> Set exercise 1
In the Masterpiece Cakeshop passage, on what date did the U.S. Supreme Court hear oral arguments in the case?
> Set exercise 2
Please write out the stretch of the Masterpiece Cakeshop passage from "The U.S. Supreme" through "explain his stance.".
> Set exercise 3
Translate this sentence from the Masterpiece Cakeshop passage into Spanish: "The U.S. Supreme Court heard oral arguments in the case on December 5."

> Passage provided

++++++++

As the new year begins, one thing is certain: a Supreme Court decision will come in the Masterpiece Cakeshop case – and it will have an impact on people in every community across America.
The state of Colorado argues that Masterpiece Cakeshop owner Jack Phillips must design custom wedding cakes for same-sex "marriages" if he creates other wedding cakes. The case began in 2012 when two homosexual men visited Phillips at his shop near Denver.
"In an exchange lasting only a few seconds, Jack politely declined the request, saying he could not design cakes for same-sex wedding ceremonies," says Alliance Defending Freedom (ADF), the law firm representing Phillips. "Jack offered to design other custom cakes for the couple or sell them any other pre-made item in his shop, but because of his faith, he could not design a cake promoting a same-sex wedding ceremony."
The U.S. Supreme Court heard oral arguments in the case on December 5. People on both sides of the issue were outside the high court, including supporters of Phillips – who heard him explain his stance.
"Though I serve everyone who comes into my shop, like many other creative professionals I don't create custom designs for events or messages that conflict with my conscience," Phillips told the crowd outside the Court. "I don't create cakes for Halloween, promote sexual or anti-American themes, or disparage people – including people who identify as LGBT."

++++++++

> Supplied data
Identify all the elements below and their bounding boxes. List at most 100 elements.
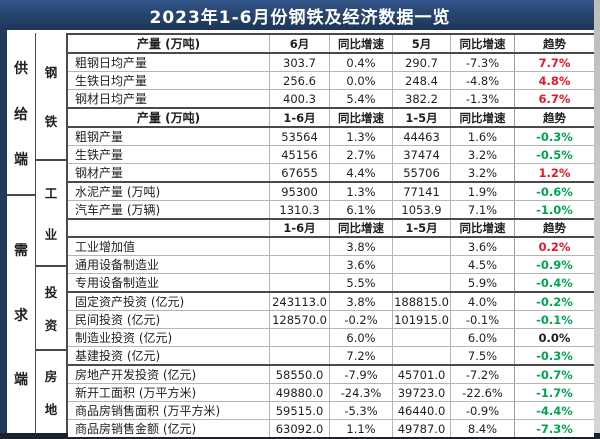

++++++++

> Answer 1
December 5.

> Answer 2
The U.S. Supreme Court heard oral arguments in the case on December 5. People on both sides of the issue were outside the high court, including supporters of Phillips – who heard him explain his stance.

> Answer 3
La Corte Suprema de los Estados Unidos escuchó los alegatos orales en el caso el 5 de diciembre.